PROVIDED ENTRIES:
....................

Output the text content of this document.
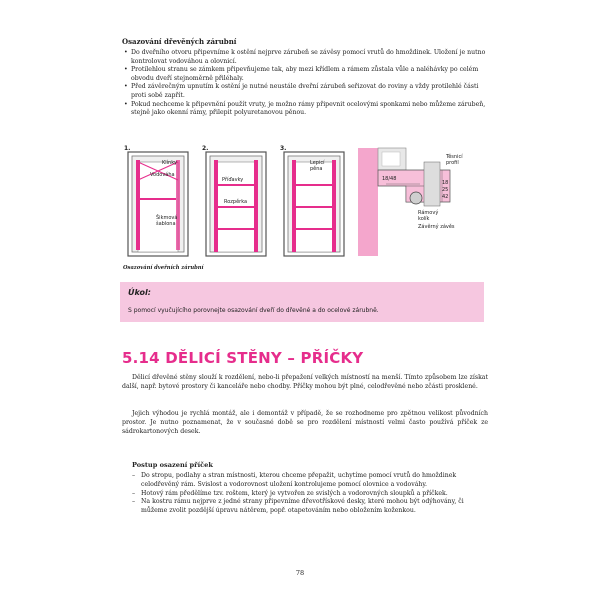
Osazování dřevěných zárubní
• Do dveřního otvoru připevníme k ostění nejprve zárubeň se závěsy pomocí vrutů do hmoždinek. Uložení je nutno kontrolovat vodováhou a olovnicí.
• Protilehlou stranu se zámkem připevňujeme tak, aby mezi křídlem a rámem zůstala vůle a naléhávky po celém obvodu dveří stejnoměrně přiléhaly.
• Před závěrečným upnutím k ostění je nutné neustále dveřní zárubeň seřizovat do roviny a vždy protilehlé části proti sobě zapřít.
• Pokud nechceme k připevnění použít vruty, je možno rámy připevnit ocelovými sponkami nebo můžeme zárubeň, stejně jako okenní rámy, přilepit polyuretanovou pěnou.
1.
Klínky
Vodováha
Šikmová
šablona
2.
Příďavky
Rozpěrka
3.
Lepicí
pěna
Těsnicí
profil
18/48
18
25
42
Rámový
kolík
Závěrný závěs
Osazování dveřních zárubní
Úkol:
S pomocí vyučujícího porovnejte osazování dveří do dřevěné a do ocelové zárubně.
5.14 DĚLICÍ STĚNY – PŘÍČKY
Dělicí dřevěné stěny slouží k rozdělení, nebo-li přepažení velkých místností na menší. Tímto způsobem lze získat další, např. bytové prostory či kanceláře nebo chodby. Příčky mohou být plné, celodřevěné nebo zčásti prosklené.
Jejich výhodou je rychlá montáž, ale i demontáž v případě, že se rozhodneme pro zpětnou velikost původních prostor. Je nutno poznamenat, že v současné době se pro rozdělení místností velmi často používá příček ze sádrokartonových desek.
Postup osazení příček
– Do stropu, podlahy a stran místnosti, kterou chceme přepažit, uchytíme pomocí vrutů do hmoždinek celodřevěný rám. Svislost a vodorovnost uložení kontrolujeme pomocí olovnice a vodováhy.
– Hotový rám předělíme tzv. roštem, který je vytvořen ze svislých a vodorovných sloupků a příčkek.
– Na kostru rámu nejprve z jedné strany připevníme dřevotřískové desky, které mohou být odýhovány, či můžeme zvolit pozdější úpravu nátěrem, popř. otapetováním nebo obložením koženkou.
78
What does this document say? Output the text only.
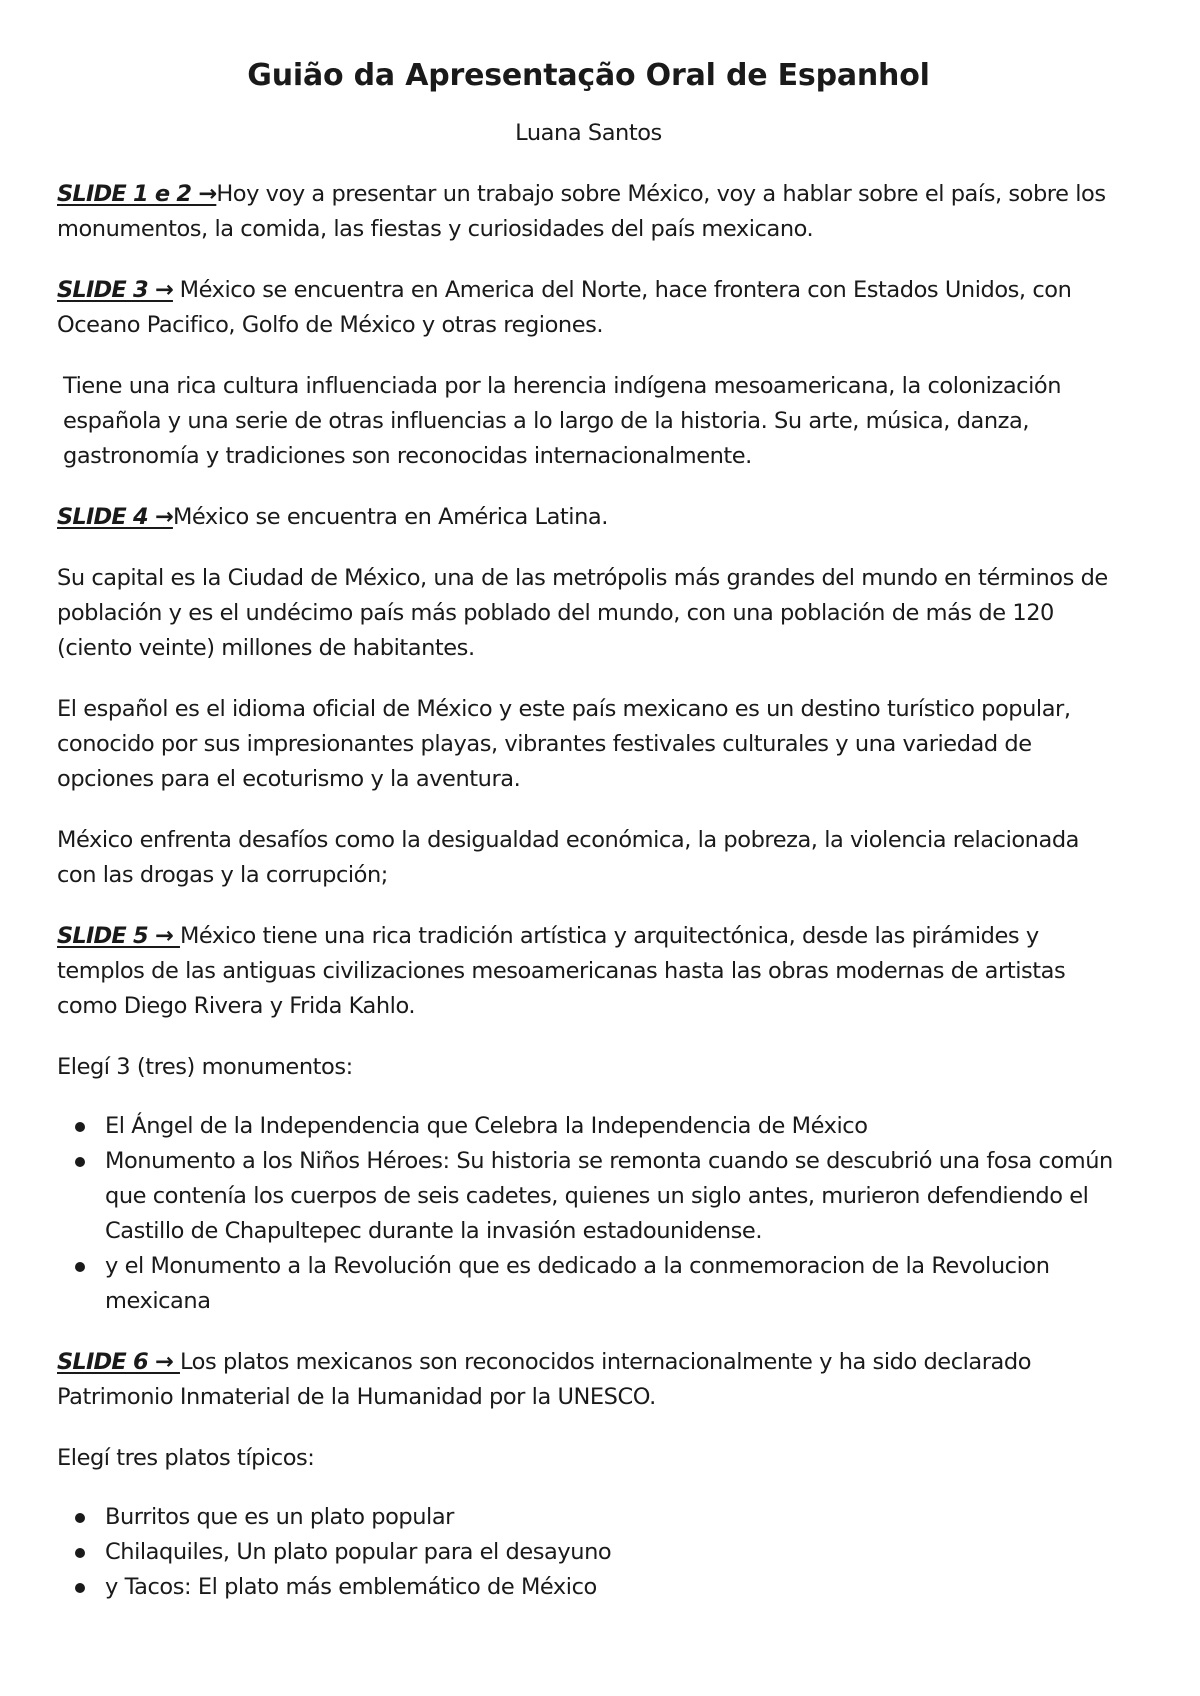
Guião da Apresentação Oral de Espanhol

Luana Santos

SLIDE 1 e 2 →Hoy voy a presentar un trabajo sobre México, voy a hablar sobre el país, sobre los monumentos, la comida, las fiestas y curiosidades del país mexicano.

SLIDE 3 → México se encuentra en America del Norte, hace frontera con Estados Unidos, con Oceano Pacifico, Golfo de México y otras regiones.

Tiene una rica cultura influenciada por la herencia indígena mesoamericana, la colonización española y una serie de otras influencias a lo largo de la historia. Su arte, música, danza, gastronomía y tradiciones son reconocidas internacionalmente.

SLIDE 4 →México se encuentra en América Latina.

Su capital es la Ciudad de México, una de las metrópolis más grandes del mundo en términos de población y es el undécimo país más poblado del mundo, con una población de más de 120 (ciento veinte) millones de habitantes.

El español es el idioma oficial de México y este país mexicano es un destino turístico popular, conocido por sus impresionantes playas, vibrantes festivales culturales y una variedad de opciones para el ecoturismo y la aventura.

México enfrenta desafíos como la desigualdad económica, la pobreza, la violencia relacionada con las drogas y la corrupción;

SLIDE 5 → México tiene una rica tradición artística y arquitectónica, desde las pirámides y templos de las antiguas civilizaciones mesoamericanas hasta las obras modernas de artistas como Diego Rivera y Frida Kahlo.

Elegí 3 (tres) monumentos:

El Ángel de la Independencia que Celebra la Independencia de México
Monumento a los Niños Héroes: Su historia se remonta cuando se descubrió una fosa común que contenía los cuerpos de seis cadetes, quienes un siglo antes, murieron defendiendo el Castillo de Chapultepec durante la invasión estadounidense.
y el Monumento a la Revolución que es dedicado a la conmemoracion de la Revolucion mexicana

SLIDE 6 → Los platos mexicanos son reconocidos internacionalmente y ha sido declarado Patrimonio Inmaterial de la Humanidad por la UNESCO.

Elegí tres platos típicos:

Burritos que es un plato popular
Chilaquiles, Un plato popular para el desayuno
y Tacos: El plato más emblemático de México
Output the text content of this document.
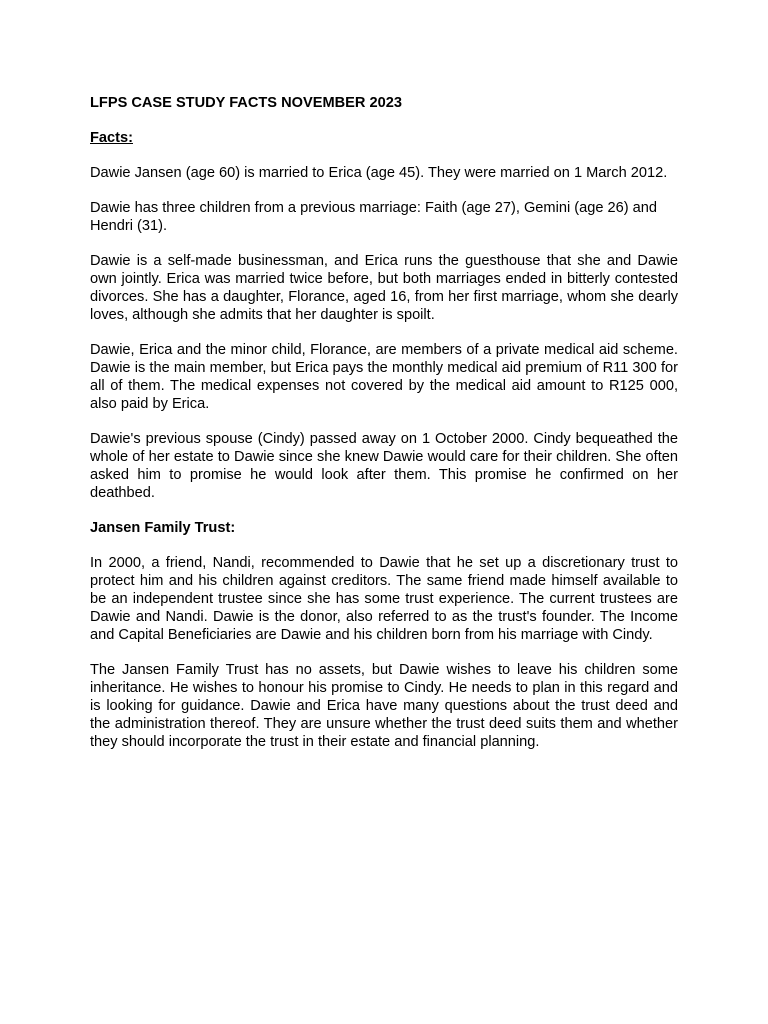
LFPS CASE STUDY FACTS NOVEMBER 2023

Facts:

Dawie Jansen (age 60) is married to Erica (age 45). They were married on 1 March 2012.

Dawie has three children from a previous marriage: Faith (age 27), Gemini (age 26) and Hendri (31).

Dawie is a self-made businessman, and Erica runs the guesthouse that she and Dawie own jointly. Erica was married twice before, but both marriages ended in bitterly contested divorces. She has a daughter, Florance, aged 16, from her first marriage, whom she dearly loves, although she admits that her daughter is spoilt.

Dawie, Erica and the minor child, Florance, are members of a private medical aid scheme. Dawie is the main member, but Erica pays the monthly medical aid premium of R11 300 for all of them. The medical expenses not covered by the medical aid amount to R125 000, also paid by Erica.

Dawie's previous spouse (Cindy) passed away on 1 October 2000. Cindy bequeathed the whole of her estate to Dawie since she knew Dawie would care for their children. She often asked him to promise he would look after them. This promise he confirmed on her deathbed.

Jansen Family Trust:

In 2000, a friend, Nandi, recommended to Dawie that he set up a discretionary trust to protect him and his children against creditors. The same friend made himself available to be an independent trustee since she has some trust experience. The current trustees are Dawie and Nandi. Dawie is the donor, also referred to as the trust's founder. The Income and Capital Beneficiaries are Dawie and his children born from his marriage with Cindy.

The Jansen Family Trust has no assets, but Dawie wishes to leave his children some inheritance. He wishes to honour his promise to Cindy. He needs to plan in this regard and is looking for guidance. Dawie and Erica have many questions about the trust deed and the administration thereof. They are unsure whether the trust deed suits them and whether they should incorporate the trust in their estate and financial planning.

....................

STATED PROBLEM:
All lines holding the word "estate" should be picked out and copied.

ANSWER BELOW:
Dawie's previous spouse (Cindy) passed away on 1 October 2000. Cindy bequeathed the whole of her estate to Dawie since she knew Dawie would care for their children. She often asked him to promise he would look after them. This promise he confirmed on her deathbed.
The Jansen Family Trust has no assets, but Dawie wishes to leave his children some inheritance. He wishes to honour his promise to Cindy. He needs to plan in this regard and is looking for guidance. Dawie and Erica have many questions about the trust deed and the administration thereof. They are unsure whether the trust deed suits them and whether they should incorporate the trust in their estate and financial planning.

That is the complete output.